— BEGIN RECORDS FOR THE TASK —

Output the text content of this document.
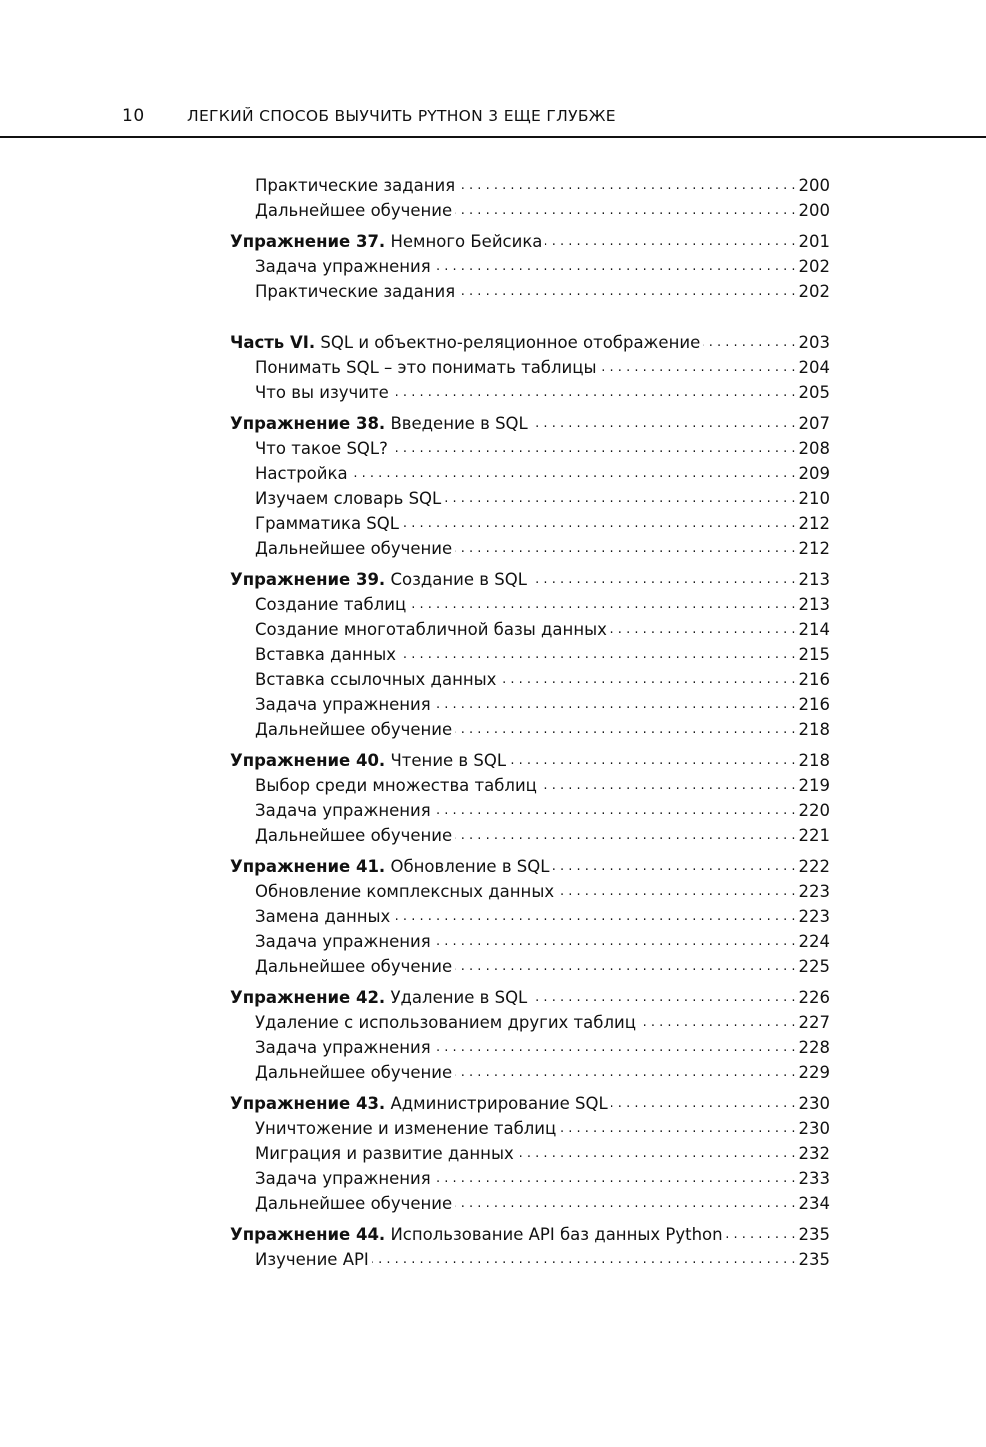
10	ЛЕГКИЙ СПОСОБ ВЫУЧИТЬ PYTHON 3 ЕЩЕ ГЛУБЖЕ
Практические задания . . .	200
Дальнейшее обучение . . .	200
Упражнение 37. Немного Бейсика . . .	201
Задача упражнения . . .	202
Практические задания . . .	202
Часть VI. SQL и объектно-реляционное отображение . . .	203
Понимать SQL – это понимать таблицы . . .	204
Что вы изучите . . .	205
Упражнение 38. Введение в SQL . . .	207
Что такое SQL? . . .	208
Настройка . . .	209
Изучаем словарь SQL . . .	210
Грамматика SQL . . .	212
Дальнейшее обучение . . .	212
Упражнение 39. Создание в SQL . . .	213
Создание таблиц . . .	213
Создание многотабличной базы данных . . .	214
Вставка данных . . .	215
Вставка ссылочных данных . . .	216
Задача упражнения . . .	216
Дальнейшее обучение . . .	218
Упражнение 40. Чтение в SQL . . .	218
Выбор среди множества таблиц . . .	219
Задача упражнения . . .	220
Дальнейшее обучение . . .	221
Упражнение 41. Обновление в SQL . . .	222
Обновление комплексных данных . . .	223
Замена данных . . .	223
Задача упражнения . . .	224
Дальнейшее обучение . . .	225
Упражнение 42. Удаление в SQL . . .	226
Удаление с использованием других таблиц . . .	227
Задача упражнения . . .	228
Дальнейшее обучение . . .	229
Упражнение 43. Администрирование SQL . . .	230
Уничтожение и изменение таблиц . . .	230
Миграция и развитие данных . . .	232
Задача упражнения . . .	233
Дальнейшее обучение . . .	234
Упражнение 44. Использование API баз данных Python . . .	235
Изучение API . . .	235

— END RECORDS FOR THE TASK —

_WORK REQUIRED_. Copy all the lines above that hold the string "данных".

_THE SOLUTION_.
Создание многотабличной базы данных . . .	214
Вставка данных . . .	215
Вставка ссылочных данных . . .	216
Обновление комплексных данных . . .	223
Замена данных . . .	223
Миграция и развитие данных . . .	232
Упражнение 44. Использование API баз данных Python . . .	235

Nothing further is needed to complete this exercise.